SET TASK - Gather up every line that includes the string "trước".

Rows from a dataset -
====

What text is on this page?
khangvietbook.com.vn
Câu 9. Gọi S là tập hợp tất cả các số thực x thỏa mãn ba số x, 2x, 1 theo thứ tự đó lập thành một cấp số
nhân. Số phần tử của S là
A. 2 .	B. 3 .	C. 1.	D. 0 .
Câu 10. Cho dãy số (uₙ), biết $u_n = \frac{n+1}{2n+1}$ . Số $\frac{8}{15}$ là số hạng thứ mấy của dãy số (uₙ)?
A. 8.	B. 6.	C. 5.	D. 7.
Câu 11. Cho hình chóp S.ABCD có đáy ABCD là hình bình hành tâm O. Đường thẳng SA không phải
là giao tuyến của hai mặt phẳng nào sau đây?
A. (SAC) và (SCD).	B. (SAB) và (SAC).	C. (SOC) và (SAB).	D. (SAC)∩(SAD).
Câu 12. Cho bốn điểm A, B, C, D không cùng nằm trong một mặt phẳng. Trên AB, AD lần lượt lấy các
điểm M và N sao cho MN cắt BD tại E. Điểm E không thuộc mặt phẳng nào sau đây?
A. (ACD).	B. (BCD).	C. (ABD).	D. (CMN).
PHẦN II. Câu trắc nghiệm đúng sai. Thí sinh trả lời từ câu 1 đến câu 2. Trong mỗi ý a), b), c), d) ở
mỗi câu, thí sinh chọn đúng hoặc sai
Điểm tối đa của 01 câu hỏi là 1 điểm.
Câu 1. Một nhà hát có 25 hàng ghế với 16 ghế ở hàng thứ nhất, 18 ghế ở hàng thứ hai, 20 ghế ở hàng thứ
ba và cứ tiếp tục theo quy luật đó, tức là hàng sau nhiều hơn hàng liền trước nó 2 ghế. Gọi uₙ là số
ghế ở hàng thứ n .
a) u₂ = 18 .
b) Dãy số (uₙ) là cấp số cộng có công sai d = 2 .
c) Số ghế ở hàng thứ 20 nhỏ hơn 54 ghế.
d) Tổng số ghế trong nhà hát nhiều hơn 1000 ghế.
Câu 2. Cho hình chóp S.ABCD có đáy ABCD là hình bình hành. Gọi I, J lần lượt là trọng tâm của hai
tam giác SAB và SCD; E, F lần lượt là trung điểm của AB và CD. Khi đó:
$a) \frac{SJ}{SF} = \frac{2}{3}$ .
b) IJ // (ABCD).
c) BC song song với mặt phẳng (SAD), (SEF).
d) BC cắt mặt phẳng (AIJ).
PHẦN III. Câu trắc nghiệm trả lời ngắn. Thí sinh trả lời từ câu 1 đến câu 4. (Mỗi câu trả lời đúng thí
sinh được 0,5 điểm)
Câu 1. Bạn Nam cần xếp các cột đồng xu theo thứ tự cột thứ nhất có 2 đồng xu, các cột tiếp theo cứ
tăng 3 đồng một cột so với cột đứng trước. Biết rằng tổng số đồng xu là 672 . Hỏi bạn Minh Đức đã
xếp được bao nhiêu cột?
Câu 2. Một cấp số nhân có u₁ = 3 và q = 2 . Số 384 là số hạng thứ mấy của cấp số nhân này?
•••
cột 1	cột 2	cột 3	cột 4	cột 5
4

====

SOLUTION TO THE EXERCISE -
ba và cứ tiếp tục theo quy luật đó, tức là hàng sau nhiều hơn hàng liền trước nó 2 ghế. Gọi uₙ là số
tăng 3 đồng một cột so với cột đứng trước. Biết rằng tổng số đồng xu là 672 . Hỏi bạn Minh Đức đã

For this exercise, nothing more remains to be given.